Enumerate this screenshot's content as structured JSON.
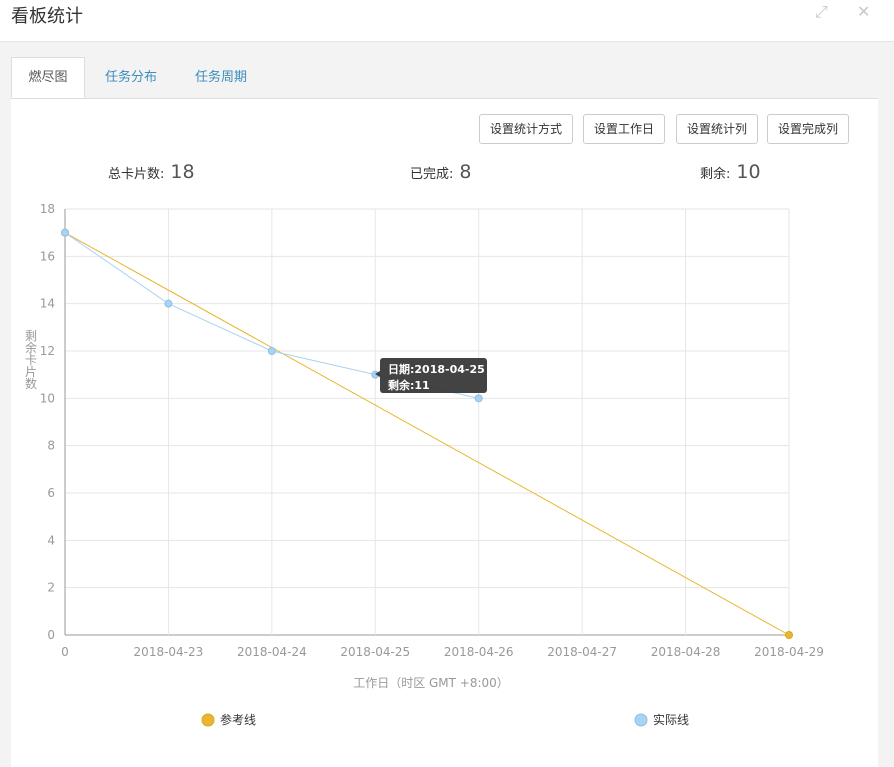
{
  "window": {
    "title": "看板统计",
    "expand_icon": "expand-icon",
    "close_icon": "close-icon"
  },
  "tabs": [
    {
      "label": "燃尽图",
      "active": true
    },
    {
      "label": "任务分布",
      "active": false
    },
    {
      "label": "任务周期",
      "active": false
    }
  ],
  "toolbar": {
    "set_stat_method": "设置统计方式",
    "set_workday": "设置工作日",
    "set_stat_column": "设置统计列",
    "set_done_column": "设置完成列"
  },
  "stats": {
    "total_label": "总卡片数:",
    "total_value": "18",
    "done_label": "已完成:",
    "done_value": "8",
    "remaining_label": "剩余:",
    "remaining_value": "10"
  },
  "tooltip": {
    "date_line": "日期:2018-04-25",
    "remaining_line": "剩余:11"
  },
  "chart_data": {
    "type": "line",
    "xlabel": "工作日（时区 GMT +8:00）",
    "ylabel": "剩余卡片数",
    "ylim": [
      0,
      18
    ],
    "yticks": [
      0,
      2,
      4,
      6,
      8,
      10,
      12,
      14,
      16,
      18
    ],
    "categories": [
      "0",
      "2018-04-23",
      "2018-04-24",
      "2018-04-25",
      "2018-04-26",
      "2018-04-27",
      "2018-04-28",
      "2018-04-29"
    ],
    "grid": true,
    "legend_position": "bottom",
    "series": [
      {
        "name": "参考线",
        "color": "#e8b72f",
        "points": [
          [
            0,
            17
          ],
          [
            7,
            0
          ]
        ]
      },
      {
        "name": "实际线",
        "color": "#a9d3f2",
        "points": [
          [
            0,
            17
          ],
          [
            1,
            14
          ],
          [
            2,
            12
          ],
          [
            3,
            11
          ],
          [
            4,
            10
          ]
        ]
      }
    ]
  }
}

---------------

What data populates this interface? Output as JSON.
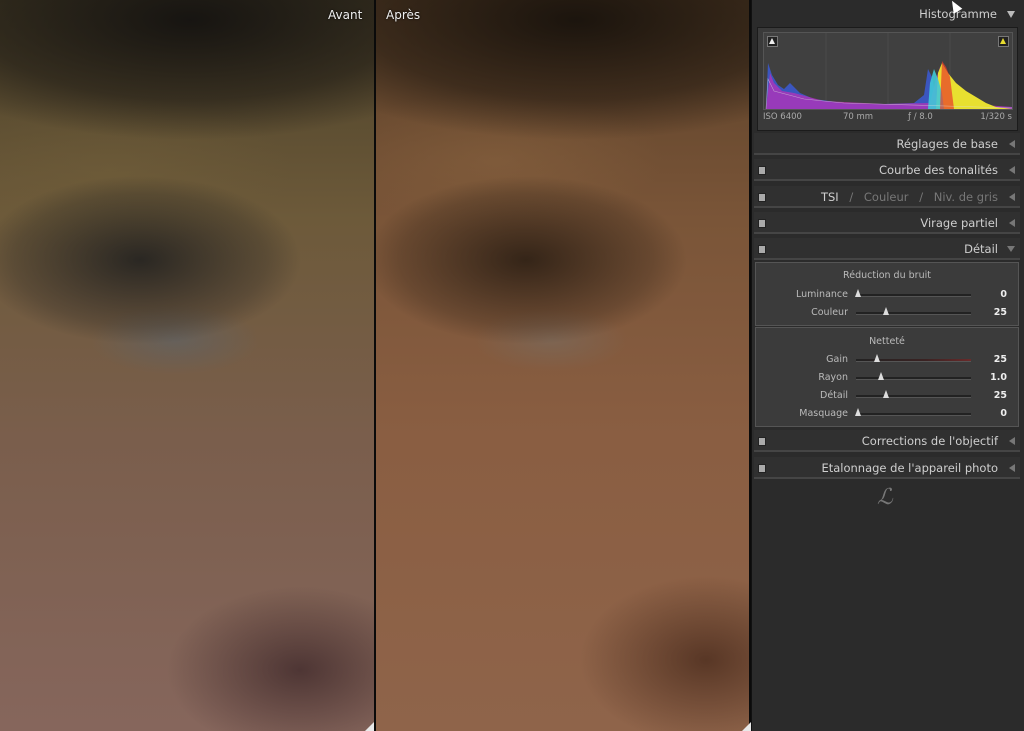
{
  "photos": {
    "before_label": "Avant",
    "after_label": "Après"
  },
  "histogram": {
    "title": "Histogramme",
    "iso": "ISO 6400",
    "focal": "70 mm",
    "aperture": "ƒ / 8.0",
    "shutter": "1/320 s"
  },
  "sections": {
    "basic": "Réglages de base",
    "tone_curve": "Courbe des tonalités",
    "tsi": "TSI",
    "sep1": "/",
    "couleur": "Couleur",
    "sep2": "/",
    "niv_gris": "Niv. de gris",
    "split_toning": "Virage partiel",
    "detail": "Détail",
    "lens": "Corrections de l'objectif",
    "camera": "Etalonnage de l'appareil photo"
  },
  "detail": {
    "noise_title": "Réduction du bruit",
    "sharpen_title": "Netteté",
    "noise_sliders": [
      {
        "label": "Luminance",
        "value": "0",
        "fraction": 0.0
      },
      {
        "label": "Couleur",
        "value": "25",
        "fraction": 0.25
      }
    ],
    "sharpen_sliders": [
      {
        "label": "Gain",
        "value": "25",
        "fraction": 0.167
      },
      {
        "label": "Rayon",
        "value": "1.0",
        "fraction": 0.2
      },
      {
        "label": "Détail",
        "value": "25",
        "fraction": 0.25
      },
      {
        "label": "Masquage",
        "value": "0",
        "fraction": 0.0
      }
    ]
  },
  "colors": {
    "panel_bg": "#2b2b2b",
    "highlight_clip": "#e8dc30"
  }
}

---------------

*Written problem*. From the entries above, extract every line where the word "icon" appears.

*Solution for this task*.
    "expand_icon": "expand-icon",
    "close_icon": "close-icon"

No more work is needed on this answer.